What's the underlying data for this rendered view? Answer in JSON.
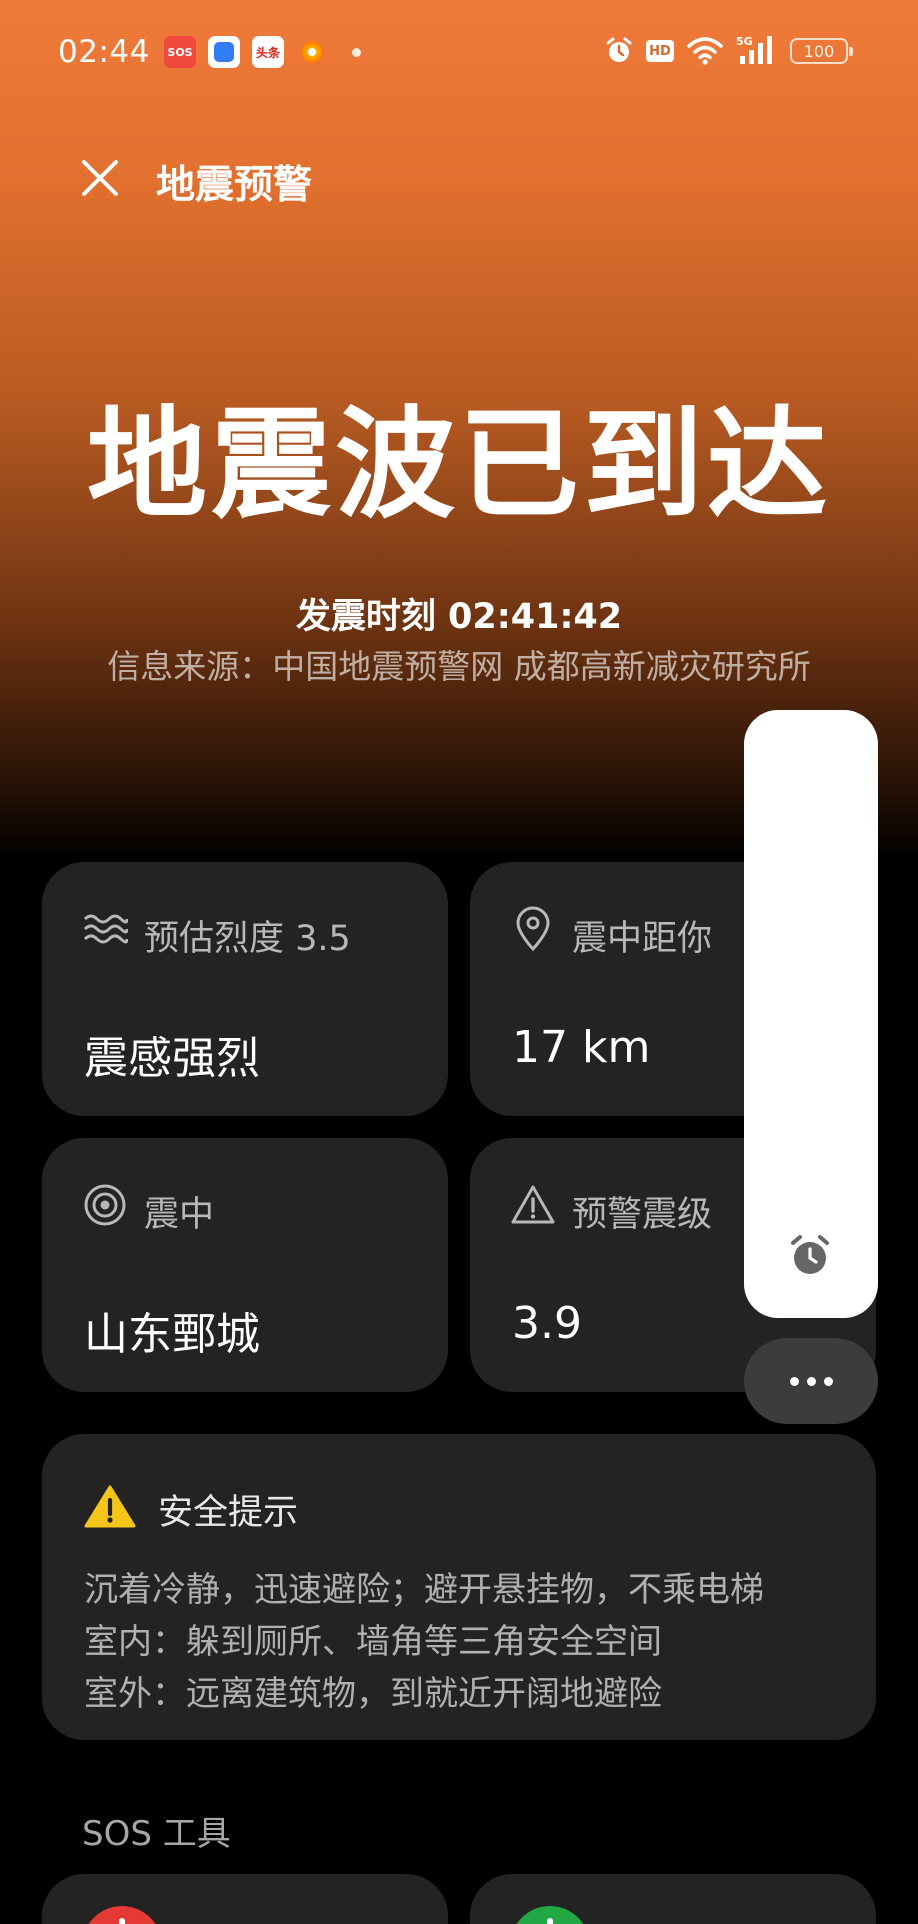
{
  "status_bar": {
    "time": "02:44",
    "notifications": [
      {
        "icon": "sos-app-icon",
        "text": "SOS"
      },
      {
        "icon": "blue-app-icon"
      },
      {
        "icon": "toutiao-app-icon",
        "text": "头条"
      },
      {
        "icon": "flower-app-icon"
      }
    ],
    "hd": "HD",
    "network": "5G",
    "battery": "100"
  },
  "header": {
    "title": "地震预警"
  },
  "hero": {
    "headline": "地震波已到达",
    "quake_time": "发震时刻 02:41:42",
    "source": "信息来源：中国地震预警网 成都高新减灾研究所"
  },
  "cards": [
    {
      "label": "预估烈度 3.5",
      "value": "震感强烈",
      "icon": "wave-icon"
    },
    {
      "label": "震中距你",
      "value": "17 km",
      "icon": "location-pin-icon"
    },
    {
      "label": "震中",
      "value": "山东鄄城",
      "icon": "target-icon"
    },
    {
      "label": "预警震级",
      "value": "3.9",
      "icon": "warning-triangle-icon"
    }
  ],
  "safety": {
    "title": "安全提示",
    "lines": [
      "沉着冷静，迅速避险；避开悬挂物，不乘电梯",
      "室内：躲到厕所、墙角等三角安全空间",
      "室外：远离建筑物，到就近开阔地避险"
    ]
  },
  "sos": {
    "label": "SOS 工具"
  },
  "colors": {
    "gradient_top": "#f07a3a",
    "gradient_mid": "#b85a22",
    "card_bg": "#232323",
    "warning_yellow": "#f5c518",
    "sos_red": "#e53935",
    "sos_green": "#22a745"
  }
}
==
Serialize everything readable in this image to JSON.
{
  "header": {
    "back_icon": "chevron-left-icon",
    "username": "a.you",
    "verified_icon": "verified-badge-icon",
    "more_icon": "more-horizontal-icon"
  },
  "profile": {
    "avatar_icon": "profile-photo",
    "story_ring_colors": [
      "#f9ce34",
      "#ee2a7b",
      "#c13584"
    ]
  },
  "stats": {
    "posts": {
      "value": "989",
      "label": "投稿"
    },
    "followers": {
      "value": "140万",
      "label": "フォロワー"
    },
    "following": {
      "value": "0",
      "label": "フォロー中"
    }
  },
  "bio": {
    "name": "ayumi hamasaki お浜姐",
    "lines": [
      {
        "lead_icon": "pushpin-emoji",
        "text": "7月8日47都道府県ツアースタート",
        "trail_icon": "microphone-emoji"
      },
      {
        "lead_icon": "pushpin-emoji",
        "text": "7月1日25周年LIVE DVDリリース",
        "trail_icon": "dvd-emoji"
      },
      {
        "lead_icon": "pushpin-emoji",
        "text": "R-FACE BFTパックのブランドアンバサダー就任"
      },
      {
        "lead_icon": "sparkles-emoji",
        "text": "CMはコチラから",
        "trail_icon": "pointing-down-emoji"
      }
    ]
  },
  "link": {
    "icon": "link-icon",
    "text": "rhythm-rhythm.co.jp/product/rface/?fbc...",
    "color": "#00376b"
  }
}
---
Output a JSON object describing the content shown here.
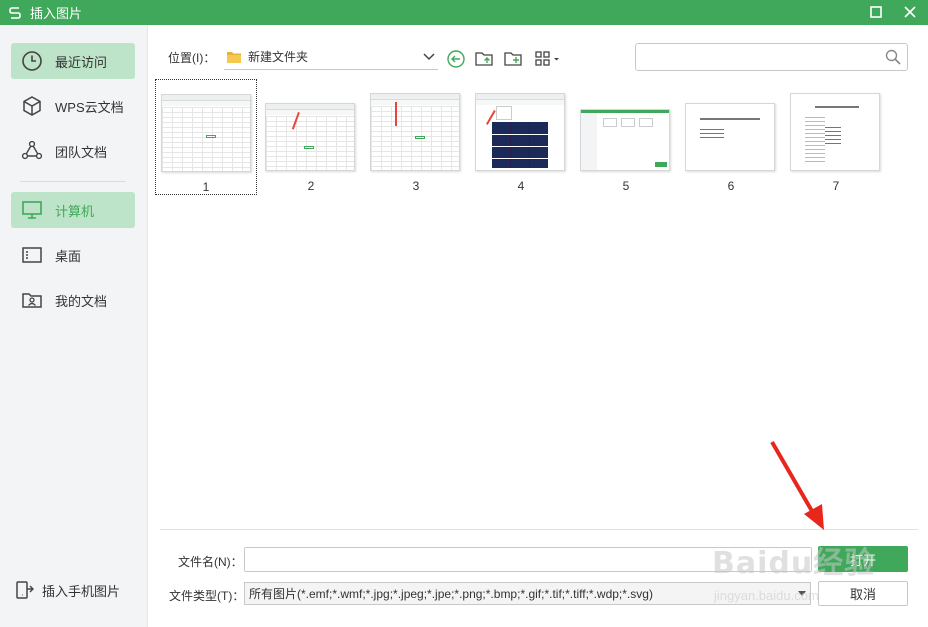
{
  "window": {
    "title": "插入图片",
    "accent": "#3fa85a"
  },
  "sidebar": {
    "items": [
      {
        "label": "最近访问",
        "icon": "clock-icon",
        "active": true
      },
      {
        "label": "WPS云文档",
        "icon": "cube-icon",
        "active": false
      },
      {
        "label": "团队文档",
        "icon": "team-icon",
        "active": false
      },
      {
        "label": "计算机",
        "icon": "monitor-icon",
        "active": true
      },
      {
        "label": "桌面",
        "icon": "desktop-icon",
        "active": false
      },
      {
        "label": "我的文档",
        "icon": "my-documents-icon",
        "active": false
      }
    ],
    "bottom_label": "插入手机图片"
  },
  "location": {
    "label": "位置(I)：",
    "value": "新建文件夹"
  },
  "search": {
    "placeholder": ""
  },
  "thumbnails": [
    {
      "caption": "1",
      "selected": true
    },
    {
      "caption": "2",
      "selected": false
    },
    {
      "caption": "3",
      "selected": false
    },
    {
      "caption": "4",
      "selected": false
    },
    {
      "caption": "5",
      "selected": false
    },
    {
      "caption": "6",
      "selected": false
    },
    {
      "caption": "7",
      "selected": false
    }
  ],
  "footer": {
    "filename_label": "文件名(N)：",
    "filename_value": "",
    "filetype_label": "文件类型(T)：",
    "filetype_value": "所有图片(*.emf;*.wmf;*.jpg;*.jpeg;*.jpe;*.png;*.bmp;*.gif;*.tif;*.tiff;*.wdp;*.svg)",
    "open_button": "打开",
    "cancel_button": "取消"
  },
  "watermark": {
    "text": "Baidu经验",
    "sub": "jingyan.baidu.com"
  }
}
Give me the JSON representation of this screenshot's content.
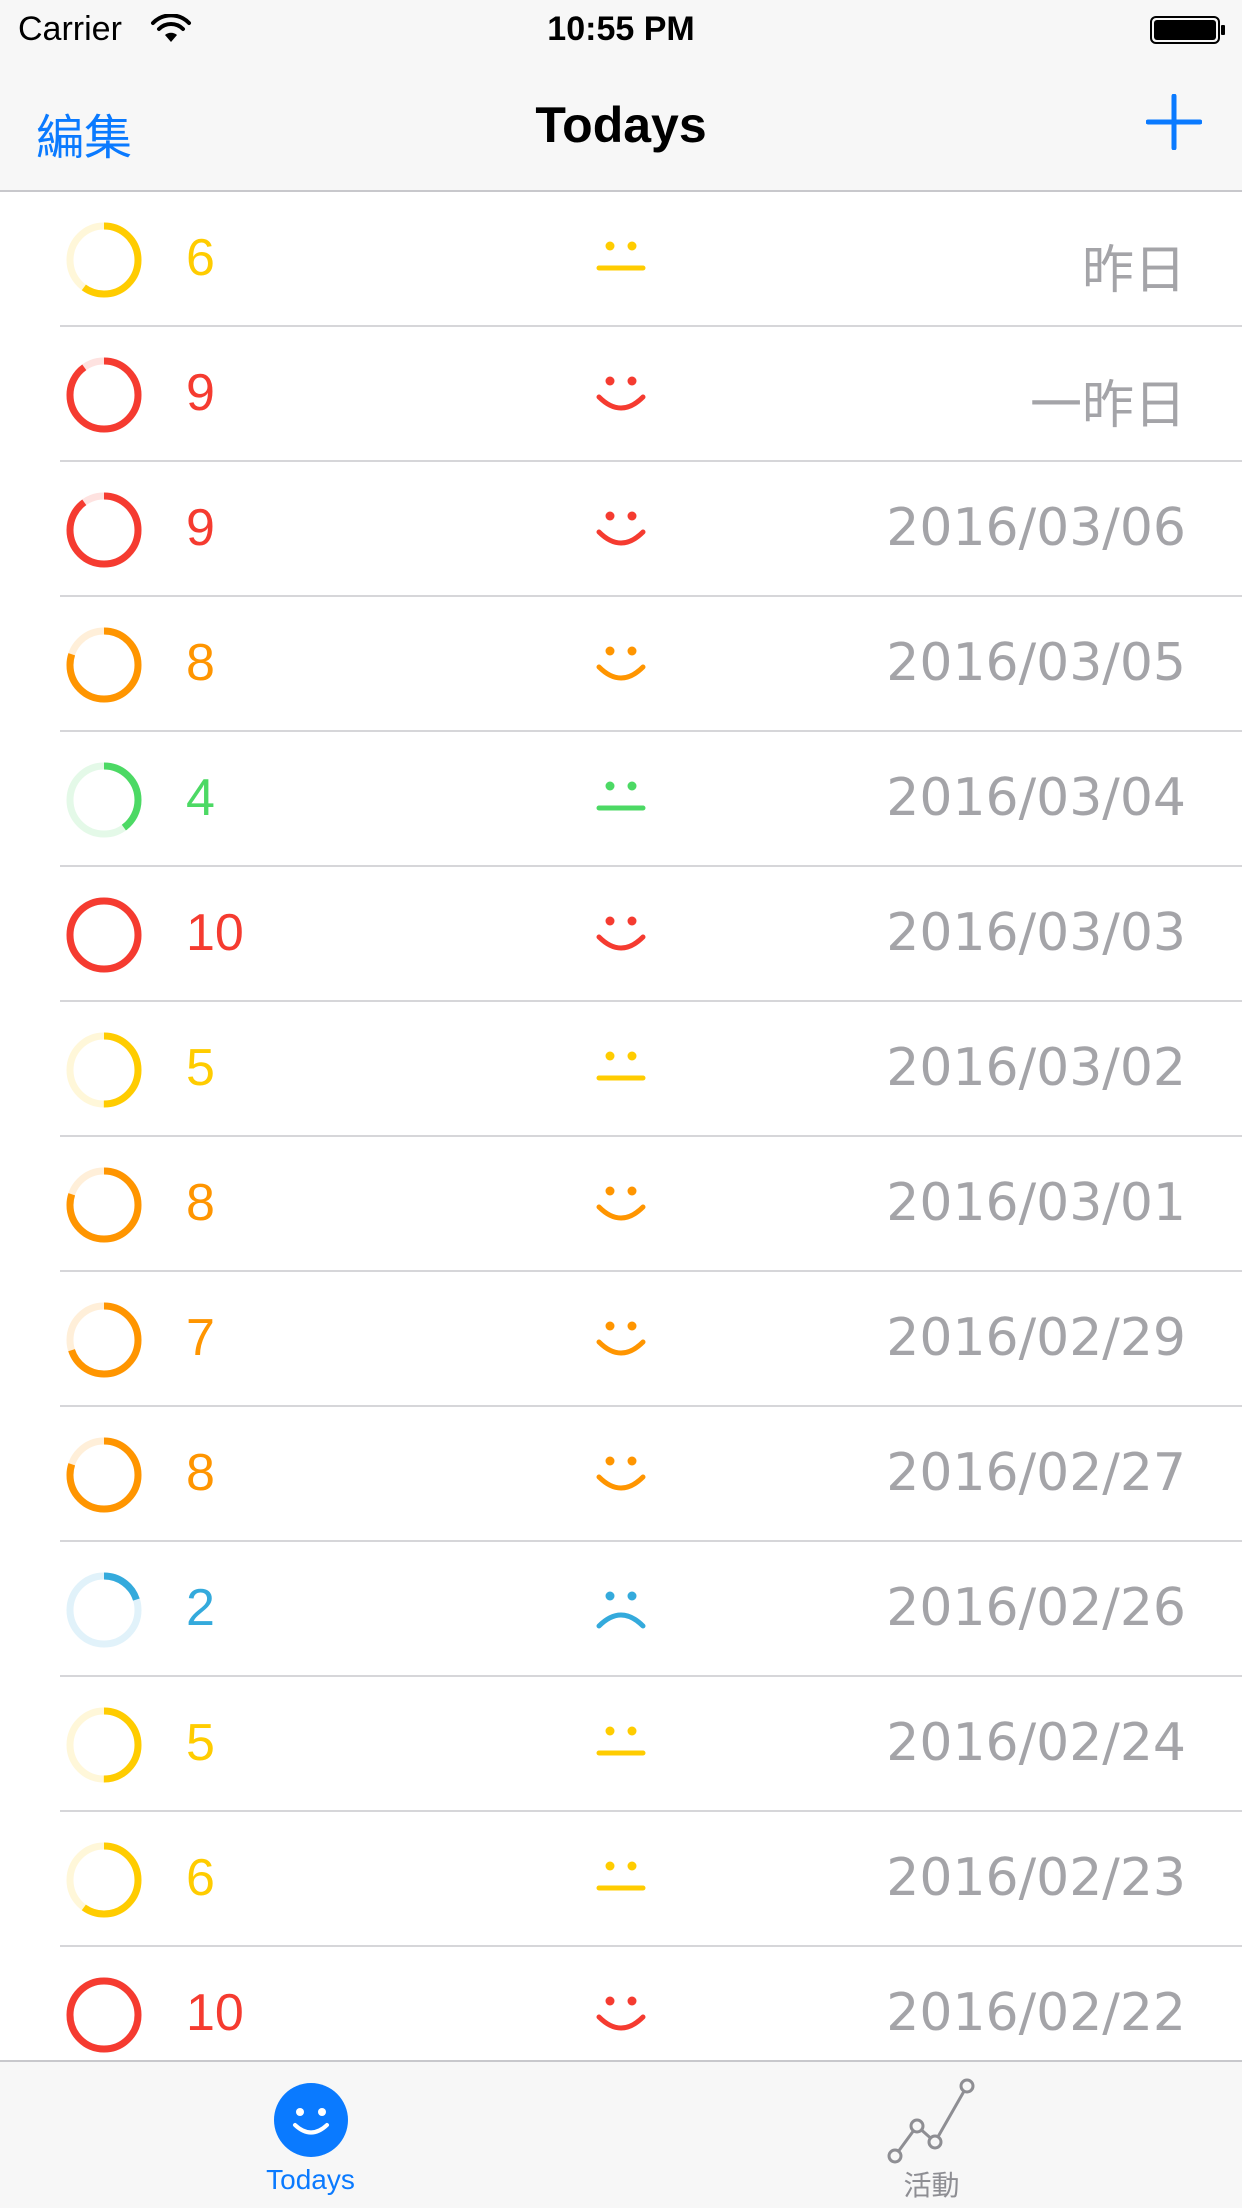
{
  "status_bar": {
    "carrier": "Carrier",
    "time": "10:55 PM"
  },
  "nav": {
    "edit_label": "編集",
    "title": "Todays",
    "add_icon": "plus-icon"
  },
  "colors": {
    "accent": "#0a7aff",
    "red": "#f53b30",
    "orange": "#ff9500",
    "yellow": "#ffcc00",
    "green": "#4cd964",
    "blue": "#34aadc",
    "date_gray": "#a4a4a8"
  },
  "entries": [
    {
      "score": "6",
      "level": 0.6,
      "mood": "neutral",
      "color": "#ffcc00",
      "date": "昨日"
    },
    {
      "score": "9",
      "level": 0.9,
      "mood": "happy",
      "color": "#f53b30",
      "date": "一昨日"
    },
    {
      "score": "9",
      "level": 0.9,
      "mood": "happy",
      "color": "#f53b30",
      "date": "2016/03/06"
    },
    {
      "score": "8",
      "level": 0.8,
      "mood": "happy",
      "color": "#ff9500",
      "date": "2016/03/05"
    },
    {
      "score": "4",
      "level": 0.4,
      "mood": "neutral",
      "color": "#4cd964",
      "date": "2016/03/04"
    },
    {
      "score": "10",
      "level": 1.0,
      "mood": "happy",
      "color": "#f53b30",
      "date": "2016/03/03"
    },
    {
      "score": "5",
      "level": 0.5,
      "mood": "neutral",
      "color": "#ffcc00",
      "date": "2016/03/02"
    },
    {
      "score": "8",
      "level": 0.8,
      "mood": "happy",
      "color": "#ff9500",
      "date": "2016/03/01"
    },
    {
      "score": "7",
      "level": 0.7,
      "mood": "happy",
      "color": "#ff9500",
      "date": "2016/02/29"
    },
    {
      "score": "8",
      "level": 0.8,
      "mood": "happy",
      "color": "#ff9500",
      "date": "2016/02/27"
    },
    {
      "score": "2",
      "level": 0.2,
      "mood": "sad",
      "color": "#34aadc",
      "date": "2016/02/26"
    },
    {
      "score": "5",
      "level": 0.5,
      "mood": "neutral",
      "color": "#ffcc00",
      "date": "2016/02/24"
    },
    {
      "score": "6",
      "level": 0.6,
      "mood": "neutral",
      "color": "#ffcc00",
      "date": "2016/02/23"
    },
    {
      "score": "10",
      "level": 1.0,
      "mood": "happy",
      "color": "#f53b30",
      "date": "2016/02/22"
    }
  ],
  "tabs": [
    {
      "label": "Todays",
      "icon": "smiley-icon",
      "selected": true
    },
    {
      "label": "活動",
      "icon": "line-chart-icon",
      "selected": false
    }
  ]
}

TASK DETAILS: Pull out every line in the data above that has the word "JSON".

TASK RESULT:
What's the underlying data for this rendered view? Answer in JSON.
Serialize everything readable in this image to JSON.
Output a JSON object describing the content shown here.
Give me the JSON representation of this screenshot's content.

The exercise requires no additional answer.